### Zu erledigende Aufgabe
Bitte beantworten Sie anhand des folgenden Auszugs diese Fragen:
1. Welche Beispiele nennt der Auszug für die Zusatzkosten im Notbetrieb?
2. Für welchen Kostenblock werden laut dem Auszug die Bundesmittel verwendet?
3. Was zählt der Auszug zu den allgemeinen Außenanlagen?

### Auszug
------------------------
Block A) Krisenbewältigung und Folgekosten
- Bergung
- Transporte
- Miete und Sicherungskosten für Auslagerungsflächen
- Maßnahmen zur Schadensbegrenzung (z.B. Pumpen)
- Zusatzkosten Notbetrieb (z.B. Notstromaggregate, Bewachung,
Behelfsbauten)
- Reinigung
- Entsorgung
- Einnahmeausfälle durch Schließung
- Einnahmeminderung durch geringe Besucherzahlen nach Wiedereröffnung
(Touristen und Einheimische bleiben aus!)
- Umdisposition beim Museumsbetrieb (Verschiebung von Ausstellungen,
Absage von Veranstaltungen)
- Ermittlung der Transport- und Lagerschäden an den Objekten
- Behebung der Transport- und Lagerschäden an den Objekten

Block B) Wiederherstellungskosten
(hierfür werden die Bundesmittel verwendet)
- Gebäude
- allgemeine Haustechnik (Heizung, Klima, Elektrik u.a.)
- allgemeine Außenanlagen (Parkplatz, Hof)
- museal genutztes Außengelände (historische Gärten, Frei-Exponate,
Schauanlagen)
- Restaurierung von Museumsobjekten
- Ausstellungen (Architektur, Grafik, Modelle, Medien)
------------------------
### Angezeigte Zeilen

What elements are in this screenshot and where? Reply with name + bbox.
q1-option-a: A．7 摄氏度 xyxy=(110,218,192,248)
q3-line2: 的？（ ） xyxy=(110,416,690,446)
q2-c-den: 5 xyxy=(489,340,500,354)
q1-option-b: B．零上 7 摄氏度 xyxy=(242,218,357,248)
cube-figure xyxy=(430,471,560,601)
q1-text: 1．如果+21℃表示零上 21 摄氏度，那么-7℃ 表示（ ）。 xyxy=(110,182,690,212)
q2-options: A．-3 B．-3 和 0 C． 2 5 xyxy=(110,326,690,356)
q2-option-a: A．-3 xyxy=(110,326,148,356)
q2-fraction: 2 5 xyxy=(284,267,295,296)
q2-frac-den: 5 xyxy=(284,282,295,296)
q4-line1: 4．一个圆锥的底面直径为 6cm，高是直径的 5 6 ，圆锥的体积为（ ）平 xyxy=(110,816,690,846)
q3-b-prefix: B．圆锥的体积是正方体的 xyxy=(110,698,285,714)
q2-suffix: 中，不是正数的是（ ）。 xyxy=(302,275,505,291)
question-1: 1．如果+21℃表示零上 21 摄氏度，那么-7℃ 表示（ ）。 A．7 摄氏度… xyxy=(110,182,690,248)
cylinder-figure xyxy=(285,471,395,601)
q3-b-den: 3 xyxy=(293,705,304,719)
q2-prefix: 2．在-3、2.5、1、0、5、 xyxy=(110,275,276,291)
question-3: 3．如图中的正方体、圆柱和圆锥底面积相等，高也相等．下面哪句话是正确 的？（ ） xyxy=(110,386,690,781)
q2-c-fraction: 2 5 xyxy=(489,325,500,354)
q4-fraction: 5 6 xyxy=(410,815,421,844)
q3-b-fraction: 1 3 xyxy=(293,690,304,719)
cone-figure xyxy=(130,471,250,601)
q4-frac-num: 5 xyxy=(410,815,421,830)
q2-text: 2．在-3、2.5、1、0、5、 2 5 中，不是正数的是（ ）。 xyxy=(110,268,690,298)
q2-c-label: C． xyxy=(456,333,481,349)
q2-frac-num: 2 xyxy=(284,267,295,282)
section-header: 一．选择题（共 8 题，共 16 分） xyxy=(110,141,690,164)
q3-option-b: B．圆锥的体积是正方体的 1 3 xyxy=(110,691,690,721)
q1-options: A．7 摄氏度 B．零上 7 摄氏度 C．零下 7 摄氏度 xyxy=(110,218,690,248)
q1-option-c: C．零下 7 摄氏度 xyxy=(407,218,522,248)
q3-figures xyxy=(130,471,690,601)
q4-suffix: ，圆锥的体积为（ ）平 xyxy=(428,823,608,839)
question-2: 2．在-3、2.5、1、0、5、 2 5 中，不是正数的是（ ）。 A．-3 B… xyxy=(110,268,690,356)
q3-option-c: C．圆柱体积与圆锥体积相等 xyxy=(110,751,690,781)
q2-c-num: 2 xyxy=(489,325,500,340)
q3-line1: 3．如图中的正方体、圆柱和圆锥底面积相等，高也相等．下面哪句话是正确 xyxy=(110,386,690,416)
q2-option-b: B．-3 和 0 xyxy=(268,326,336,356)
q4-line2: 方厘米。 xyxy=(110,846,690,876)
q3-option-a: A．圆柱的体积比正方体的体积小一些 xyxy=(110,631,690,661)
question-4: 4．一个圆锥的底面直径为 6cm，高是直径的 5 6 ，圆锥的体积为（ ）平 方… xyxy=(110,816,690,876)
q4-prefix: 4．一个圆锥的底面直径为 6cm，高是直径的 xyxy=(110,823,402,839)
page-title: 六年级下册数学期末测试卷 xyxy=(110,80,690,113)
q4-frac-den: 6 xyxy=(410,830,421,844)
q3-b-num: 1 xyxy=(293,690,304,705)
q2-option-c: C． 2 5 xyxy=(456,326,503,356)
------------------------
### Lösung der Aufgabe
1. Notstromaggregate, Bewachung und Behelfsbauten.
2. Für Block B, die Wiederherstellungskosten.
3. Parkplatz und Hof.